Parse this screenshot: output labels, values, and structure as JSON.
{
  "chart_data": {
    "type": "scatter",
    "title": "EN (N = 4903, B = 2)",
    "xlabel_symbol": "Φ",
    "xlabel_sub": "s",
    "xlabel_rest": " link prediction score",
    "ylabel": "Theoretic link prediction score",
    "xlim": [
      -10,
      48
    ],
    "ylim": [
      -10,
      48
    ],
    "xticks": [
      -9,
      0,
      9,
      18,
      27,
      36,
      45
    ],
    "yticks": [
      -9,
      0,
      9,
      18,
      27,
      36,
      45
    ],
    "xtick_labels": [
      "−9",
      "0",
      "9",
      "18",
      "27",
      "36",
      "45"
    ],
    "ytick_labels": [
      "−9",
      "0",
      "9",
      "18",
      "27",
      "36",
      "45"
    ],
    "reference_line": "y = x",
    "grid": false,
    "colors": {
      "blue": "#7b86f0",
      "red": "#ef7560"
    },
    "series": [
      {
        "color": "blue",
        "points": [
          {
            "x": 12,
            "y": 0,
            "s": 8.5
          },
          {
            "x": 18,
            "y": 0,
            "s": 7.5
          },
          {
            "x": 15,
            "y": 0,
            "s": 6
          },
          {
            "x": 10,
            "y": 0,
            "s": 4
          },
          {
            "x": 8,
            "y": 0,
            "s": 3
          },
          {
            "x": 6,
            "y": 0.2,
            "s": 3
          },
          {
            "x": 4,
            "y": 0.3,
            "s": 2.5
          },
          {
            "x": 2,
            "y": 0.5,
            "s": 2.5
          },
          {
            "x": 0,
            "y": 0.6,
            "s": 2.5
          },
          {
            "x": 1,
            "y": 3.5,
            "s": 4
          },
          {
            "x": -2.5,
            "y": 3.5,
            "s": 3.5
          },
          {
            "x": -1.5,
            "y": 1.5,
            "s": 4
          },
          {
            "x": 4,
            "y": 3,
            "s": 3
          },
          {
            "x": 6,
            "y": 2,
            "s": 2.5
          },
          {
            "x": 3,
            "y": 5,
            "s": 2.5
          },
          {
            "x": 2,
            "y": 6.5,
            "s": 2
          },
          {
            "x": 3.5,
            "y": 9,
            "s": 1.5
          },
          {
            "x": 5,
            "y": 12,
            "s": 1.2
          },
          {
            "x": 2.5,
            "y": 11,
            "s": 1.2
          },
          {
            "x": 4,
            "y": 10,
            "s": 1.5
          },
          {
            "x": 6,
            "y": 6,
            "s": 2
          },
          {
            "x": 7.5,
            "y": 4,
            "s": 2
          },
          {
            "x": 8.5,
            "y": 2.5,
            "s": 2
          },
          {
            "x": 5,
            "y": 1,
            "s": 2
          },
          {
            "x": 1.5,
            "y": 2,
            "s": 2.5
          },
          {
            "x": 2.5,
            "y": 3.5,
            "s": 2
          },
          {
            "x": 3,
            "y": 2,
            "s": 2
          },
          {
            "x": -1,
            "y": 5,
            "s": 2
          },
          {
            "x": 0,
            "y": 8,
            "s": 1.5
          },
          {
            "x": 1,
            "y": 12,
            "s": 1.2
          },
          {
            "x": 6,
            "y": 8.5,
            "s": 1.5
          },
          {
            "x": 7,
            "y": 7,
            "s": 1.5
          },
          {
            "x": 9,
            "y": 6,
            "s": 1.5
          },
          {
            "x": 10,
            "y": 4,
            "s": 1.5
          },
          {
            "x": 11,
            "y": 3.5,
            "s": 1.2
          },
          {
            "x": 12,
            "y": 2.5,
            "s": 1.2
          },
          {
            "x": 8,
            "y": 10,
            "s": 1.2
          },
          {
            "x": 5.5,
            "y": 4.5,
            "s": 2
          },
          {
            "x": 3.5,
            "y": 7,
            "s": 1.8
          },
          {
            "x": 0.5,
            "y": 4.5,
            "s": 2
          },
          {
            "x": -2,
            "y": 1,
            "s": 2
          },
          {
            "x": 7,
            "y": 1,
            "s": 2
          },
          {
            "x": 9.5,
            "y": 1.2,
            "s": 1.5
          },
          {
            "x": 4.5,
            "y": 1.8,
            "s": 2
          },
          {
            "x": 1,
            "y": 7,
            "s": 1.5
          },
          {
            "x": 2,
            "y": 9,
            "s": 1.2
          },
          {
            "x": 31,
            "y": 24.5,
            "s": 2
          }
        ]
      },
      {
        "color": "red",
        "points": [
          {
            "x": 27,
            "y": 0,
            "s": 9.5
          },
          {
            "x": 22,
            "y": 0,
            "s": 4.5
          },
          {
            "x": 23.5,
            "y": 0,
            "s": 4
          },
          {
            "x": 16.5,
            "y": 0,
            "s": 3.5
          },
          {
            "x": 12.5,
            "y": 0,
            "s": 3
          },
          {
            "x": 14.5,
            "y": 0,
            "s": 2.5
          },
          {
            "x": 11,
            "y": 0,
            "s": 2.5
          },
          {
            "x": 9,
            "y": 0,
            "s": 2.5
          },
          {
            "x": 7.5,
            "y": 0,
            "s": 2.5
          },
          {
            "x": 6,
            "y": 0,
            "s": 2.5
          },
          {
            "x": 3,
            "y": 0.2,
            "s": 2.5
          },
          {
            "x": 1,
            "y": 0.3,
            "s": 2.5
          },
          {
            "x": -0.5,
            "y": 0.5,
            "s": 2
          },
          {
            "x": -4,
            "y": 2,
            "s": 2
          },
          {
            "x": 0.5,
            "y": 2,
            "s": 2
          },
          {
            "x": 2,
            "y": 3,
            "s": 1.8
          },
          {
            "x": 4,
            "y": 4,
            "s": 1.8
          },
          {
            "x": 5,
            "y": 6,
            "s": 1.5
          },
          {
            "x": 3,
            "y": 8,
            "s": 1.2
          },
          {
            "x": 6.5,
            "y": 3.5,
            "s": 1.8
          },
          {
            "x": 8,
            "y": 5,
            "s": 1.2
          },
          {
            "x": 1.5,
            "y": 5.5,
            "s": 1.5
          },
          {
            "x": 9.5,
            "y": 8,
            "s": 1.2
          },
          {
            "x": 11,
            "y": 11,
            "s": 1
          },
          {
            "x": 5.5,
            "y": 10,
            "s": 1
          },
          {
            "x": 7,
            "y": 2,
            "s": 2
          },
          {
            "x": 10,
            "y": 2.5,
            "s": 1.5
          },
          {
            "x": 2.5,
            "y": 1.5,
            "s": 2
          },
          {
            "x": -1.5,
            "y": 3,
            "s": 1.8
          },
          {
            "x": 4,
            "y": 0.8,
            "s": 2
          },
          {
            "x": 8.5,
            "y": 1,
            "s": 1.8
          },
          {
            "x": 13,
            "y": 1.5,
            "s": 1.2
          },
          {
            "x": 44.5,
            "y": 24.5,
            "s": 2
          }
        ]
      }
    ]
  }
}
********************
- _Problem_:
Every line that holds the string "prediction" should be returned.

- _Final result_:
    "xlabel_rest": " link prediction score",
    "ylabel": "Theoretic link prediction score",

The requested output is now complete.